Task requirements: Extend the weekly song roundup below, continuing it from its final line. The material after it is not part of the roundup.

Text provided:
═══

Every Thursday, the Paste staff and contributors will choose their five favorite songs of the week, awarding one entry a “Song of the Week” designation. Check out last week’s roundup here. Follow @pastemagazine on TIDAL for weekly music playlists.
Song of the Week: MUNA, “Dancing on the Wall”
I’ve been rooting for MUNA since 2021, when a Columbus crowd made the newly-released “Silk Chiffon” sound like a #1 sensation. If you were there that night, you’d have sworn the trio were taking the express lane to superstardom, too. Are they there, though? If opening for Taylor Swift on the Eras Tour or having a Tiny Desk concert count, then sure, they’re flirting with the A-list. It seemed like Katie Gavin, Josette Maskin, and Naomi McPherson found their rightful place in the queer pop pantheon on MUNA. “Anything But Me”? Now that’s a hit song. Every MUNA number should sound that huge. “Dancing on the Wall” somehow sounds huger. It’s not just a gay pop banger on steroids, but a lead single that knocks the door off its hinges with a catchy, thudding kick. Everything I wanted MUNA to be five years ago is out the window. This is bright, loud, transportive pop music: pitch-shifted “when I’m with you, I’m on the wall” playbacks that soothe; a tasty chorus woven into a smart tempo shift at the bridge. I’d bang my head against the wall for a million more songs like it. —Matt Mitchell
Belgrado: “Labirynt Marzeń”
I’ve been spinning the new Belgrado EP since it dropped last Friday. The once-upon-a-time post-punkers have walked through hallways of dub and wave music to get here, to the hallowed halls of Cabaret Voltaire, Pet Shop Boys, and Movement-era New Order. El Encuentro is four ceremonies of intoxicating, big-room synth energy, but “Labirynt Marzeń” es lo mejor de lo mejor. Spain’s got some great pop music spilling into its streets (what’s Melenas up to these days?), and this track especially pockets an elegance baked red by a Balearic sun. Patrycija Proniewska’s vocal shards refract her bandmates’ vibrations: Fernando Marquez’s guitar bends are full of chrome, while Louis Harding twirls a damp bass line above Jonathan Sirit’s throbbing, ritualistic snares. I think a song like this could power an entire city. “Labirynt Marzeń” spangles all the way down. —Matt Mitchell
Chuquimamani-Condori: “thought of you e dj edit”

═══

Record excerpts:
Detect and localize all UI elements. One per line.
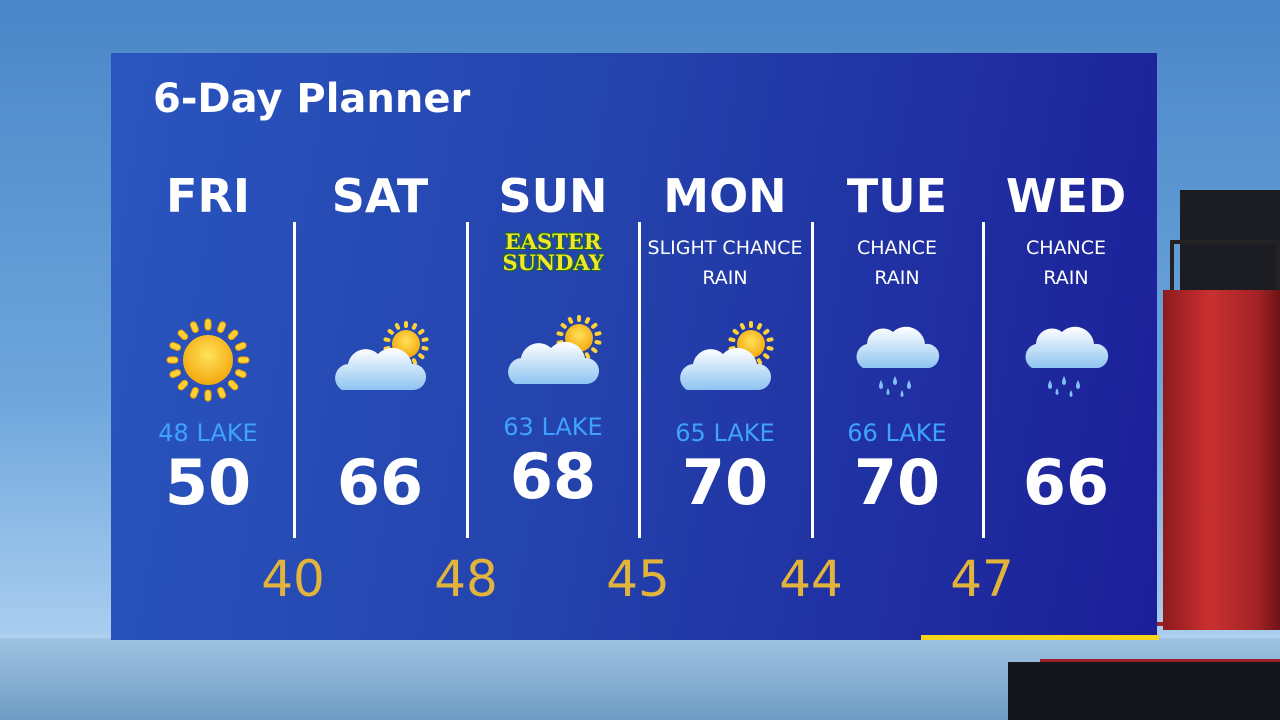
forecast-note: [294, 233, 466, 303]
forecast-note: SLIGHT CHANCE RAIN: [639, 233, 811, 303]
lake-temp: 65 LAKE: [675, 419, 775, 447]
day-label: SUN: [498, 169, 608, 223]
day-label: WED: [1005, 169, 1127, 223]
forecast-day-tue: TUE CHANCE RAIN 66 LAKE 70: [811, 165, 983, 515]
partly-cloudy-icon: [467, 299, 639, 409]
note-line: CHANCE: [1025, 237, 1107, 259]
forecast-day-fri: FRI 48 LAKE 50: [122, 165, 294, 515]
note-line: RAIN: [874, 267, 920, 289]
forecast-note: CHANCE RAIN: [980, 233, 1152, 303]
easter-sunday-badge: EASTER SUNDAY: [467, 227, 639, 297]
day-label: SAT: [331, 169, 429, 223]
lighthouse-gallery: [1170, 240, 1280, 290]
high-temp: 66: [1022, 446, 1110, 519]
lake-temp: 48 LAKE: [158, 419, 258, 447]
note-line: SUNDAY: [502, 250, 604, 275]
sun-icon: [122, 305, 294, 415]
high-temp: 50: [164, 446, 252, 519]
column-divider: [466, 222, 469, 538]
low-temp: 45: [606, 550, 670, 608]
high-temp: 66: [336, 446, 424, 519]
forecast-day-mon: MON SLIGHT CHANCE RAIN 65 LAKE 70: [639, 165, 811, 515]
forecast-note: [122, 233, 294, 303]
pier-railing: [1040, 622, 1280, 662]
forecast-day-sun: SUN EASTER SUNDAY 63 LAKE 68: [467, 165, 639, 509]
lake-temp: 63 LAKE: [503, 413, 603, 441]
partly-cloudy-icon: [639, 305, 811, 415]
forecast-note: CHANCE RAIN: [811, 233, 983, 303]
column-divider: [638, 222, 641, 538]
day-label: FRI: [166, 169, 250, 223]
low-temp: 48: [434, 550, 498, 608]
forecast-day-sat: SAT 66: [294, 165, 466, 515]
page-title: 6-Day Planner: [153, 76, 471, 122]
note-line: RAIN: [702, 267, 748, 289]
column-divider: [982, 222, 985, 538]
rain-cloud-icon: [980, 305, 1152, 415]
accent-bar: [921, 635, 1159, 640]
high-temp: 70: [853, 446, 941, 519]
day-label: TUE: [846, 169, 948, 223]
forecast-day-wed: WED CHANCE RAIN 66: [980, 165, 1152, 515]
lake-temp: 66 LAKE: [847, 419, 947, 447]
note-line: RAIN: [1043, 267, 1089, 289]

═══

Answer for the task:
On Bandcamp Friday, Chuquimamani-Condori shared an EP of country music refinements. Luzmila edits is a fast but enchanting listen that pairs big, Western melodies with Chuquimamani-Condori’s style of Andean rhythms and clipped blasts of noise. Their use of David Ball’s “When the Thought of You Catches Up With Me” in “thought of you e dj edit” is splendid, scratched by disarming interstices of found sounds, electronic collages, and maybe a José Padilla sample too, though I haven’t yet confirmed that one. Ball’s voice is interrupted by a laughing vignette, crackles of static, and unsettled noise but resumes above the mix. His singing grows louder and louder, the chords tighten up and coil, and Chuquimamani-Condori’s touch fully emerges in warped howls and guitar-string squeaks that become one sun-white spume. “thought of you e dj edit” is an activated, time-traveled re-imagination. —Matt Mitchell
The strings on the latest single from I Guess U Had To Be There creep along like shivers up a spine, slowing at the track’s outro into a deep, trudging bass line. Over this eerie, paranoid waltz, E L U C I D raps, “Scarcity is a lie of the state.” His voice grows gruffer and more desperate, digging up the roots beneath his “bad nerves” only to find good reasons for them—mass surveillance, manufactured inequity, state violence. He may be “getting [his] hands dirty” but the empire he’s living in has blood on theirs. Wisdom doesn’t come without fear, and sometimes the most frightening forces are not the ones that take you by surprise, but the slow, banal evils lurking in the periphery. —Grace Robins-Somerville
Kevin Morby: “Javelin”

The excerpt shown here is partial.